Task details — Find every line below that contains the word "Distribution" and copy it out.

Extracted information —
-- BEGIN --

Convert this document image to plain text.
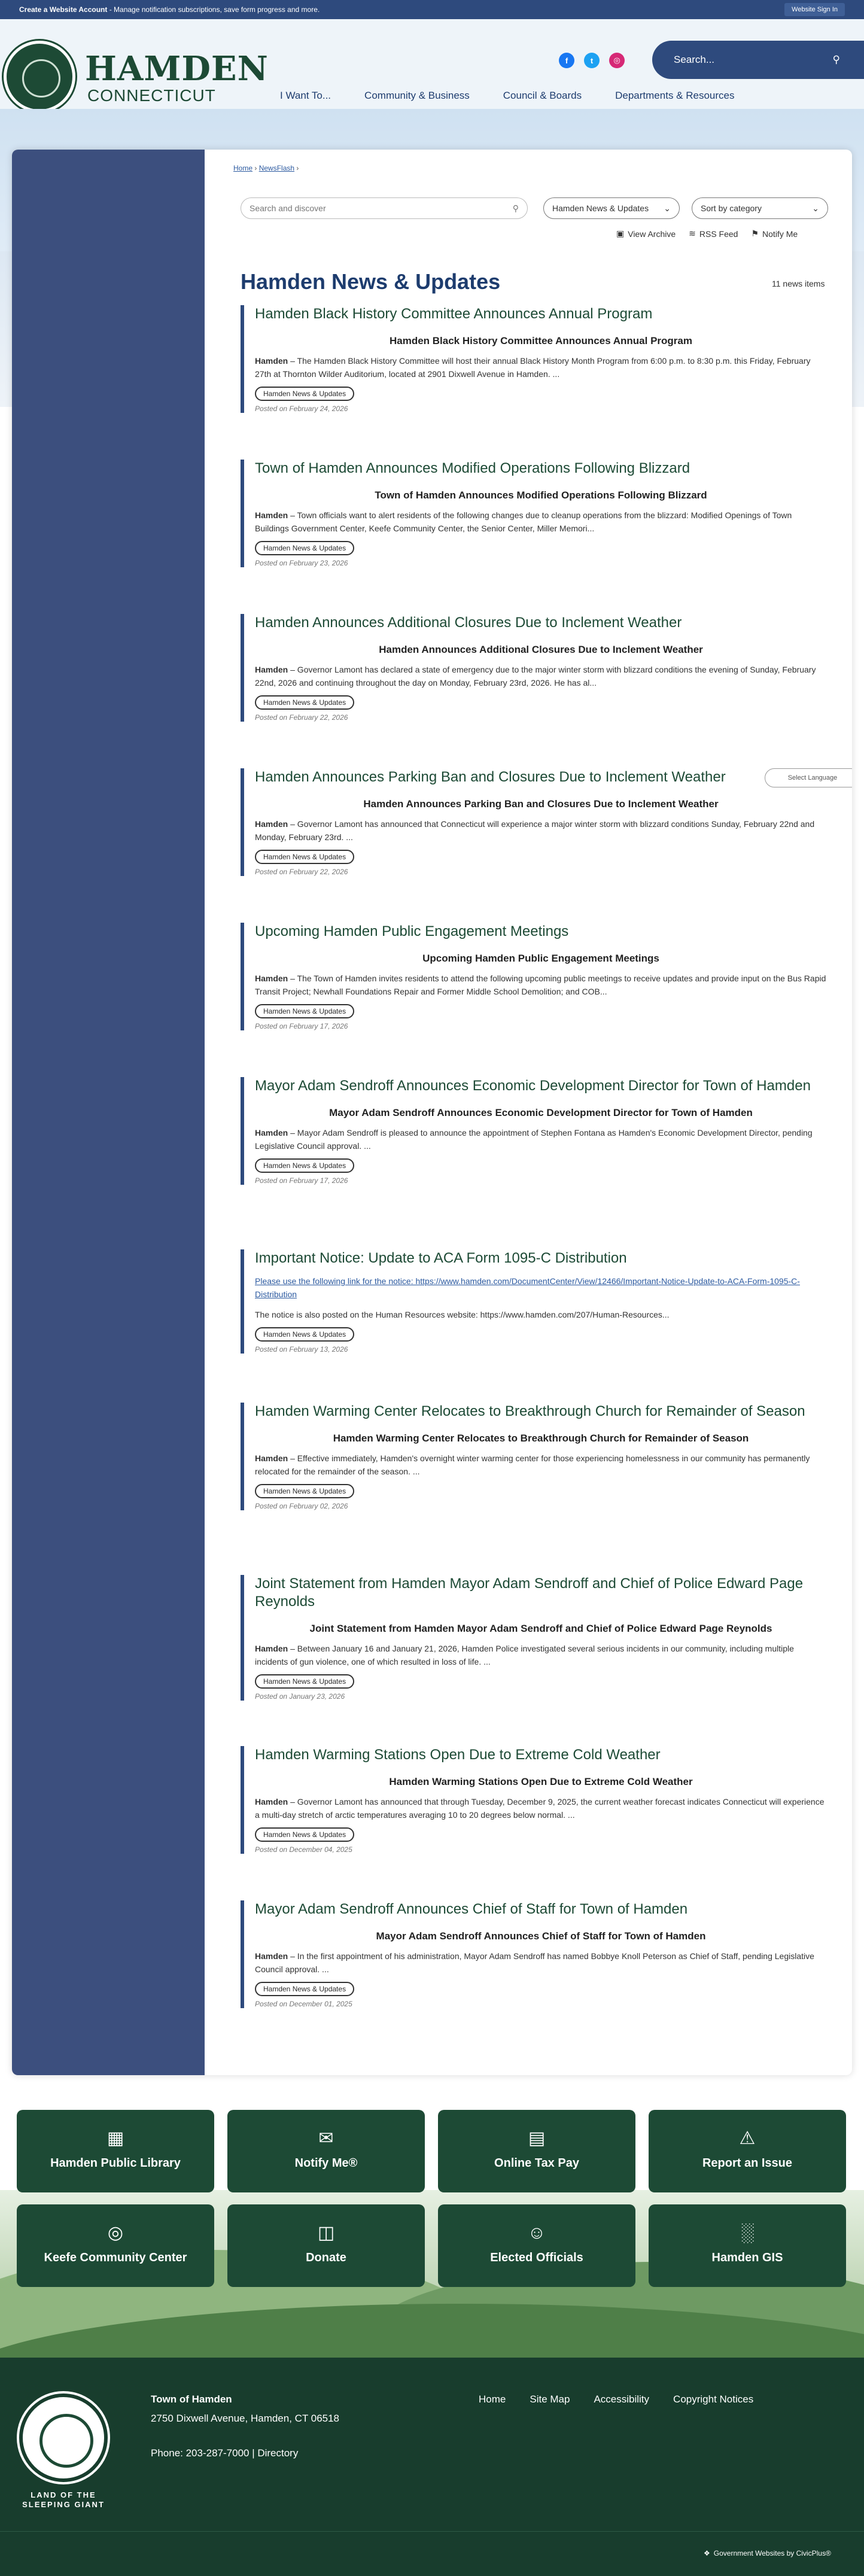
Create a Website Account - Manage notification subscriptions, save form progress and more.	Website Sign In
HAMDEN
CONNECTICUT
f	t	◎	Search...	⚲
I Want To...	Community & Business	Council & Boards	Departments & Resources
Home › NewsFlash ›
Search and discover	⚲	Hamden News & Updates ⌄	Sort by category	⌄
▣ View Archive ≋ RSS Feed ⚑ Notify Me
Hamden News & Updates	11 news items
Hamden Black History Committee Announces Annual Program
Hamden Black History Committee Announces Annual Program

Hamden – The Hamden Black History Committee will host their annual Black History Month Program from 6:00 p.m. to 8:30 p.m. this Friday, February 27th at Thornton Wilder Auditorium, located at 2901 Dixwell Avenue in Hamden. ...

Hamden News & Updates
Posted on February 24, 2026
Town of Hamden Announces Modified Operations Following Blizzard
Town of Hamden Announces Modified Operations Following Blizzard

Hamden – Town officials want to alert residents of the following changes due to cleanup operations from the blizzard: Modified Openings of Town Buildings Government Center, Keefe Community Center, the Senior Center, Miller Memori...

Hamden News & Updates
Posted on February 23, 2026
Hamden Announces Additional Closures Due to Inclement Weather
Hamden Announces Additional Closures Due to Inclement Weather

Hamden – Governor Lamont has declared a state of emergency due to the major winter storm with blizzard conditions the evening of Sunday, February 22nd, 2026 and continuing throughout the day on Monday, February 23rd, 2026. He has al...

Hamden News & Updates
Posted on February 22, 2026
Hamden Announces Parking Ban and Closures Due to Inclement Weather
Hamden Announces Parking Ban and Closures Due to Inclement Weather

Hamden – Governor Lamont has announced that Connecticut will experience a major winter storm with blizzard conditions Sunday, February 22nd and Monday, February 23rd. ...

Hamden News & Updates
Posted on February 22, 2026
Upcoming Hamden Public Engagement Meetings
Upcoming Hamden Public Engagement Meetings

Hamden – The Town of Hamden invites residents to attend the following upcoming public meetings to receive updates and provide input on the Bus Rapid Transit Project; Newhall Foundations Repair and Former Middle School Demolition; and COB...

Hamden News & Updates
Posted on February 17, 2026
Mayor Adam Sendroff Announces Economic Development Director for Town of Hamden
Mayor Adam Sendroff Announces Economic Development Director for Town of Hamden

Hamden – Mayor Adam Sendroff is pleased to announce the appointment of Stephen Fontana as Hamden's Economic Development Director, pending Legislative Council approval. ...

Hamden News & Updates
Posted on February 17, 2026
Important Notice: Update to ACA Form 1095-C Distribution

Please use the following link for the notice: https://www.hamden.com/DocumentCenter/View/12466/Important-Notice-Update-to-ACA-Form-1095-C-Distribution

The notice is also posted on the Human Resources website: https://www.hamden.com/207/Human-Resources...

Hamden News & Updates
Posted on February 13, 2026
Hamden Warming Center Relocates to Breakthrough Church for Remainder of Season
Hamden Warming Center Relocates to Breakthrough Church for Remainder of Season

Hamden – Effective immediately, Hamden's overnight winter warming center for those experiencing homelessness in our community has permanently relocated for the remainder of the season. ...

Hamden News & Updates
Posted on February 02, 2026
Joint Statement from Hamden Mayor Adam Sendroff and Chief of Police Edward Page Reynolds
Joint Statement from Hamden Mayor Adam Sendroff and Chief of Police Edward Page Reynolds

Hamden – Between January 16 and January 21, 2026, Hamden Police investigated several serious incidents in our community, including multiple incidents of gun violence, one of which resulted in loss of life. ...

Hamden News & Updates
Posted on January 23, 2026
Hamden Warming Stations Open Due to Extreme Cold Weather
Hamden Warming Stations Open Due to Extreme Cold Weather

Hamden – Governor Lamont has announced that through Tuesday, December 9, 2025, the current weather forecast indicates Connecticut will experience a multi-day stretch of arctic temperatures averaging 10 to 20 degrees below normal. ...

Hamden News & Updates
Posted on December 04, 2025
Mayor Adam Sendroff Announces Chief of Staff for Town of Hamden
Mayor Adam Sendroff Announces Chief of Staff for Town of Hamden

Hamden – In the first appointment of his administration, Mayor Adam Sendroff has named Bobbye Knoll Peterson as Chief of Staff, pending Legislative Council approval. ...

Hamden News & Updates
Posted on December 01, 2025
Select Language
▦
Hamden Public Library
✉
Notify Me®
▤
Online Tax Pay
⚠
Report an Issue
◎
Keefe Community Center
◫
Donate
☺
Elected Officials
░
Hamden GIS
LAND OF THE SLEEPING GIANT
Town of Hamden
2750 Dixwell Avenue, Hamden, CT 06518
Phone: 203-287-7000 | Directory
Home Site Map Accessibility Copyright Notices
❖ Government Websites by CivicPlus®
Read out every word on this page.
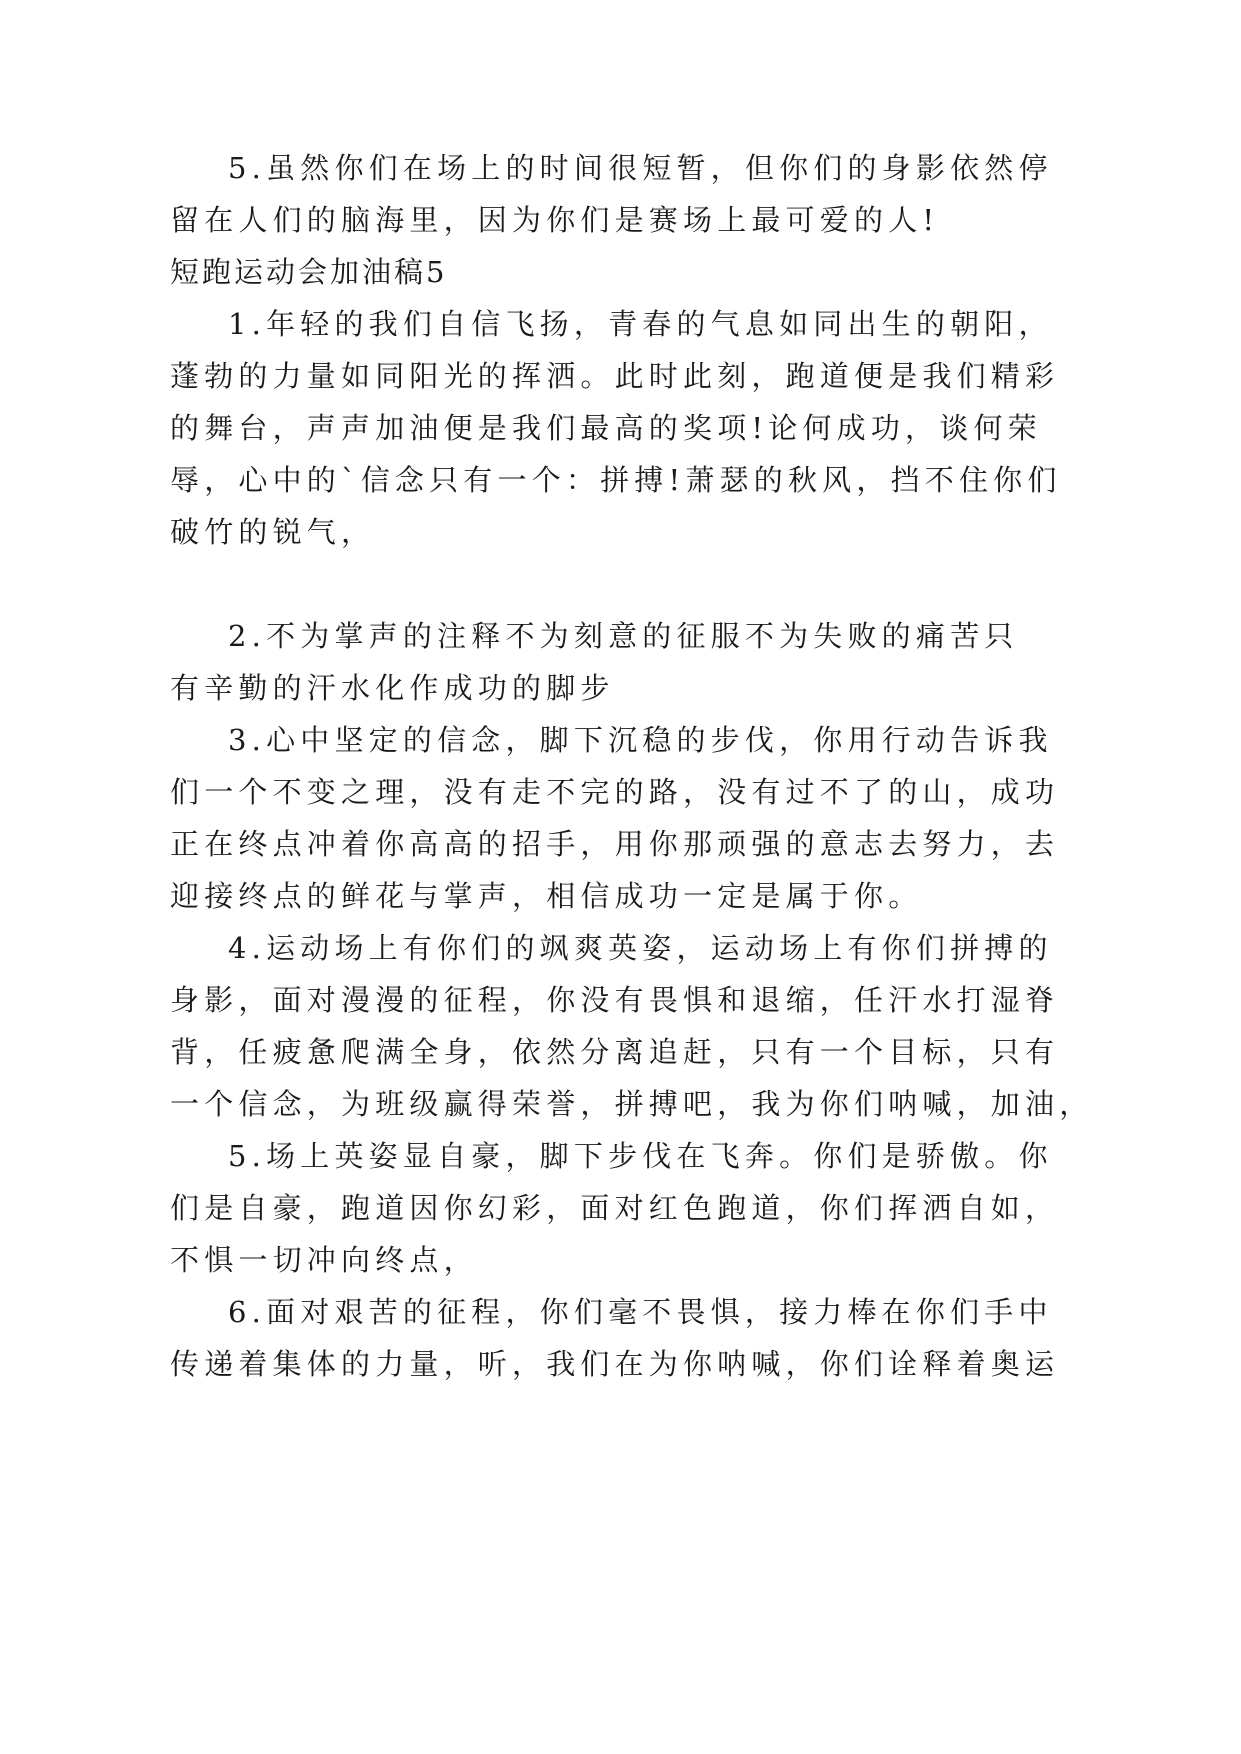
5.虽然你们在场上的时间很短暂，但你们的身影依然停
留在人们的脑海里，因为你们是赛场上最可爱的人!
短跑运动会加油稿5
1.年轻的我们自信飞扬，青春的气息如同出生的朝阳，
蓬勃的力量如同阳光的挥洒。此时此刻，跑道便是我们精彩
的舞台，声声加油便是我们最高的奖项!论何成功，谈何荣
辱，心中的`信念只有一个：拼搏!萧瑟的秋风，挡不住你们
破竹的锐气，
2.不为掌声的注释不为刻意的征服不为失败的痛苦只
有辛勤的汗水化作成功的脚步
3.心中坚定的信念，脚下沉稳的步伐，你用行动告诉我
们一个不变之理，没有走不完的路，没有过不了的山，成功
正在终点冲着你高高的招手，用你那顽强的意志去努力，去
迎接终点的鲜花与掌声，相信成功一定是属于你。
4.运动场上有你们的飒爽英姿，运动场上有你们拼搏的
身影，面对漫漫的征程，你没有畏惧和退缩，任汗水打湿脊
背，任疲惫爬满全身，依然分离追赶，只有一个目标，只有
一个信念，为班级赢得荣誉，拼搏吧，我为你们呐喊，加油，
5.场上英姿显自豪，脚下步伐在飞奔。你们是骄傲。你
们是自豪，跑道因你幻彩，面对红色跑道，你们挥洒自如，
不惧一切冲向终点，
6.面对艰苦的征程，你们毫不畏惧，接力棒在你们手中
传递着集体的力量，听，我们在为你呐喊，你们诠释着奥运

-- END --

Task answer —
Important Notice: Update to ACA Form 1095-C Distribution
Please use the following link for the notice: https://www.hamden.com/DocumentCenter/View/12466/Important-Notice-Update-to-ACA-Form-1095-C-Distribution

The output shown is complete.